> TASK REQUIREMENTS:
Using the data below, copy every line that contains the word "self".

═══ RECORDS TO USE ═══

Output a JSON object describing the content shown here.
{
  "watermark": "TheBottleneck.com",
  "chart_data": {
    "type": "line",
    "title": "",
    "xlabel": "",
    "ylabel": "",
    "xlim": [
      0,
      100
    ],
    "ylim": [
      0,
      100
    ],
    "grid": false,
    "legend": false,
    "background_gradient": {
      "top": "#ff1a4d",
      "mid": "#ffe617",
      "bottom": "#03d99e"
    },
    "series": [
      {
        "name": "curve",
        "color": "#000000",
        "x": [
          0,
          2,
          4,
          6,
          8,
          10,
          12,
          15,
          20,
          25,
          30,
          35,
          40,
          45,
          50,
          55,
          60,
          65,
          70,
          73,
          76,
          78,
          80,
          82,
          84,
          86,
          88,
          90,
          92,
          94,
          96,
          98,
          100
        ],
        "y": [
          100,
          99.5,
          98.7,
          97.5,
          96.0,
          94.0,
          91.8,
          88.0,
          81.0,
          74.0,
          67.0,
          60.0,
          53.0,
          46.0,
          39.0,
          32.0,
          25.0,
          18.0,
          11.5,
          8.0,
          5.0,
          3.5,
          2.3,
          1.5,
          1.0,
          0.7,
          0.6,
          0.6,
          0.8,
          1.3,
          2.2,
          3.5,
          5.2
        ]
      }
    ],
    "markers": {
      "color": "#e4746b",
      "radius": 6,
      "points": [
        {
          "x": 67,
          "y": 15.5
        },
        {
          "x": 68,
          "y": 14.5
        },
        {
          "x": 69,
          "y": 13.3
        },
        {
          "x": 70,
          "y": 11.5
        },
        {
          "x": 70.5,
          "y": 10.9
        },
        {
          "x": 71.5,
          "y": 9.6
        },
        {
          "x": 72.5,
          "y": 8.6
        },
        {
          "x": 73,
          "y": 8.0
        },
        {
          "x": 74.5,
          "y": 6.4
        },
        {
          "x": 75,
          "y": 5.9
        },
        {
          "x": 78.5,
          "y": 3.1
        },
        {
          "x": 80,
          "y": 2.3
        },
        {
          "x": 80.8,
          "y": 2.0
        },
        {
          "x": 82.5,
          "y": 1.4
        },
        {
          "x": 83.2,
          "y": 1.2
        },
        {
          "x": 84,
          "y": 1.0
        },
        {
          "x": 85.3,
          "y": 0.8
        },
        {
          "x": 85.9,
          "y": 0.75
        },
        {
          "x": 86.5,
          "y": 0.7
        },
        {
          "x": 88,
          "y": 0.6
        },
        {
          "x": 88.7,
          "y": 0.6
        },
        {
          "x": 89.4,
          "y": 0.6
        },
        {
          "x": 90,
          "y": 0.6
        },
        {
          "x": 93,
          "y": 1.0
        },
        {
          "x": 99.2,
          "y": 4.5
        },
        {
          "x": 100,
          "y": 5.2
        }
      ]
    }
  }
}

═══
═══ RECORDS TO USE ═══

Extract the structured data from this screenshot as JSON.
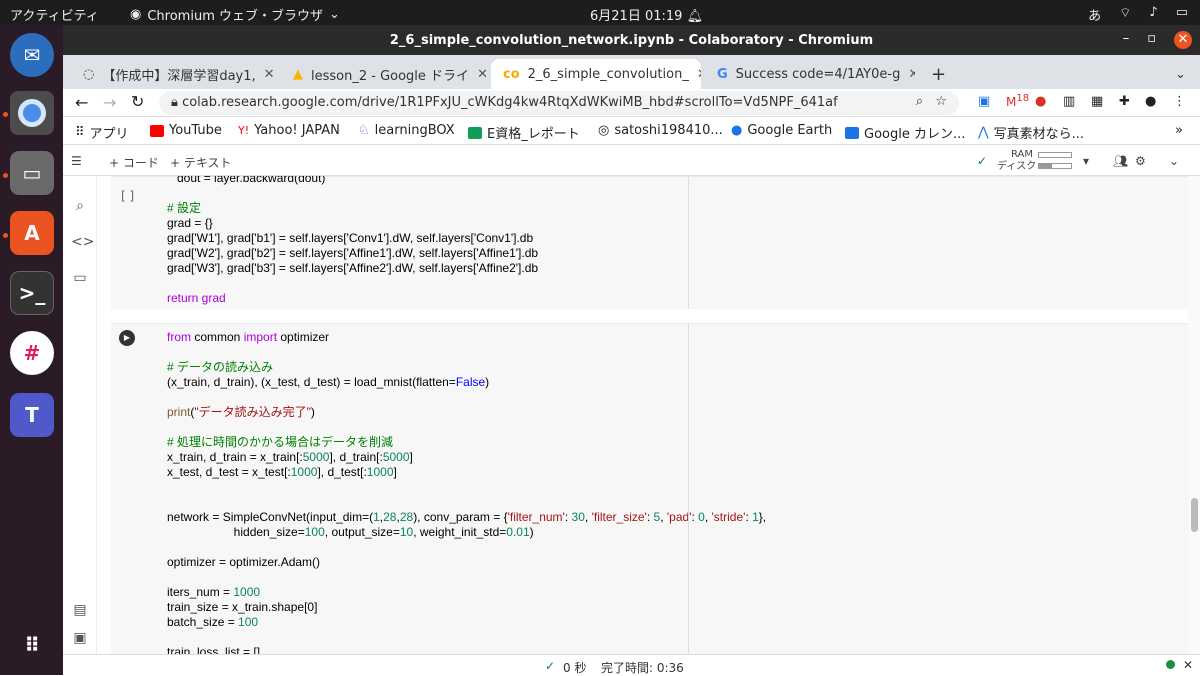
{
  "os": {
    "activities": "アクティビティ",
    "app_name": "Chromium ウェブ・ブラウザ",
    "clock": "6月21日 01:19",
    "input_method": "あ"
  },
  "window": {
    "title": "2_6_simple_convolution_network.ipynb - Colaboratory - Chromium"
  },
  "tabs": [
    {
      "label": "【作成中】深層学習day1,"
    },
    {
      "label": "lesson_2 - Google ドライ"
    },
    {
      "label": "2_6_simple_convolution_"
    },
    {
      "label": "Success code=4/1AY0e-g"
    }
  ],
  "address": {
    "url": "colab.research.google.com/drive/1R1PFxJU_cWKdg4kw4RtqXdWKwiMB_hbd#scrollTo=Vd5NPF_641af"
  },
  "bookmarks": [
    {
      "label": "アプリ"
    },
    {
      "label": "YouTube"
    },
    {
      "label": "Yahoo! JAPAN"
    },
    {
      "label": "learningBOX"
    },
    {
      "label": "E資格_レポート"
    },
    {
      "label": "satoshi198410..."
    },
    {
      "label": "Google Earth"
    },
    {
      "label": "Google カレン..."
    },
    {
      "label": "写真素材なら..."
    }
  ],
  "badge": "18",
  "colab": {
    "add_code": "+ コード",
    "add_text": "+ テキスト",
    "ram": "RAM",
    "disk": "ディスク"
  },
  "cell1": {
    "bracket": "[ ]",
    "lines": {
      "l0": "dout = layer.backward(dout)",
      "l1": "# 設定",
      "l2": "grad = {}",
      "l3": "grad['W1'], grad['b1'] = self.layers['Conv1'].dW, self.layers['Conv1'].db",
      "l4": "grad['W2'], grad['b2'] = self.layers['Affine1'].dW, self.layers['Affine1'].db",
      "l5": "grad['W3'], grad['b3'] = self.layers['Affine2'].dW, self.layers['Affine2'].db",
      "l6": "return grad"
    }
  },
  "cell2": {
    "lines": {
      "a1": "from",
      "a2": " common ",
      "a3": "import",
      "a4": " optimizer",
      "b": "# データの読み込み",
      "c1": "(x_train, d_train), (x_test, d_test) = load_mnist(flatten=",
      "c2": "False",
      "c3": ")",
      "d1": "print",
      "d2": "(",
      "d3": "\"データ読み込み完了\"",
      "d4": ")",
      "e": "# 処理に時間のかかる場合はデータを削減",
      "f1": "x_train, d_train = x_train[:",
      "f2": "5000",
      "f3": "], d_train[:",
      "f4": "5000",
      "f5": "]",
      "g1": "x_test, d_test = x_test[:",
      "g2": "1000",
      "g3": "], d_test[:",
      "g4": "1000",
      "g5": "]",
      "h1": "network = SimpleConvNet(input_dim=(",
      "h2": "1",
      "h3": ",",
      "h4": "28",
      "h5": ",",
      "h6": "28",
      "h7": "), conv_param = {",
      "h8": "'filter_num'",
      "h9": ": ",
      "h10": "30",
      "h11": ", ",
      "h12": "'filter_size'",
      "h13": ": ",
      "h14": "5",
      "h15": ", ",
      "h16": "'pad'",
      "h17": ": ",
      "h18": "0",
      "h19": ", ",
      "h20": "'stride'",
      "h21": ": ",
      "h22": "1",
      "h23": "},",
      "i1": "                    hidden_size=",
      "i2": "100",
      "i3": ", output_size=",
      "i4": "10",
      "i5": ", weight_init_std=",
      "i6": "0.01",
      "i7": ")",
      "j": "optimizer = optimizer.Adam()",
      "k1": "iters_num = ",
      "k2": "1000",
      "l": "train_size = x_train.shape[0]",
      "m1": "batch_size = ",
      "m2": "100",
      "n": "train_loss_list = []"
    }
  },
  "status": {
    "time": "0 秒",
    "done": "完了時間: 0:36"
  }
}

═══
═══ RECORDS TO USE ═══

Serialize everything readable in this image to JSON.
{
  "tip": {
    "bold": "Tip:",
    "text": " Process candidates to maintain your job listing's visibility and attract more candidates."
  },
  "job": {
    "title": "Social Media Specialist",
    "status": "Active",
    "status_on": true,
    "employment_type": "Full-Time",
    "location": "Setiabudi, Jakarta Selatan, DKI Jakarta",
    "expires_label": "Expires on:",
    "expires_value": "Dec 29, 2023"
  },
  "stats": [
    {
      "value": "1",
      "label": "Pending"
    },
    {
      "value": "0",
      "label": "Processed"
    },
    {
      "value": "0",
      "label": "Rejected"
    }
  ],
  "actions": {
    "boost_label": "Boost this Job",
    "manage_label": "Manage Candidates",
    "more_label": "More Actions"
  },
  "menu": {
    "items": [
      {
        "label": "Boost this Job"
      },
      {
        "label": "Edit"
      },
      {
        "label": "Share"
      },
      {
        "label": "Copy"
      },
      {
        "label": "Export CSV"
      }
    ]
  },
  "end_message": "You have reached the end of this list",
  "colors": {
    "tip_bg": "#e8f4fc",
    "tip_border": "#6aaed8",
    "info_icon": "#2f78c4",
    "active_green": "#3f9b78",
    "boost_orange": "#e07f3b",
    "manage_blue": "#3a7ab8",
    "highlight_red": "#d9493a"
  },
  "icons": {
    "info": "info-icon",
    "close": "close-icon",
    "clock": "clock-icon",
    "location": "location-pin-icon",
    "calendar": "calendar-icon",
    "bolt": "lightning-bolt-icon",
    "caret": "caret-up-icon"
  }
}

═══

> THE RESULT:
      "l3": "grad['W1'], grad['b1'] = self.layers['Conv1'].dW, self.layers['Conv1'].db",
      "l4": "grad['W2'], grad['b2'] = self.layers['Affine1'].dW, self.layers['Affine1'].db",
      "l5": "grad['W3'], grad['b3'] = self.layers['Affine2'].dW, self.layers['Affine2'].db",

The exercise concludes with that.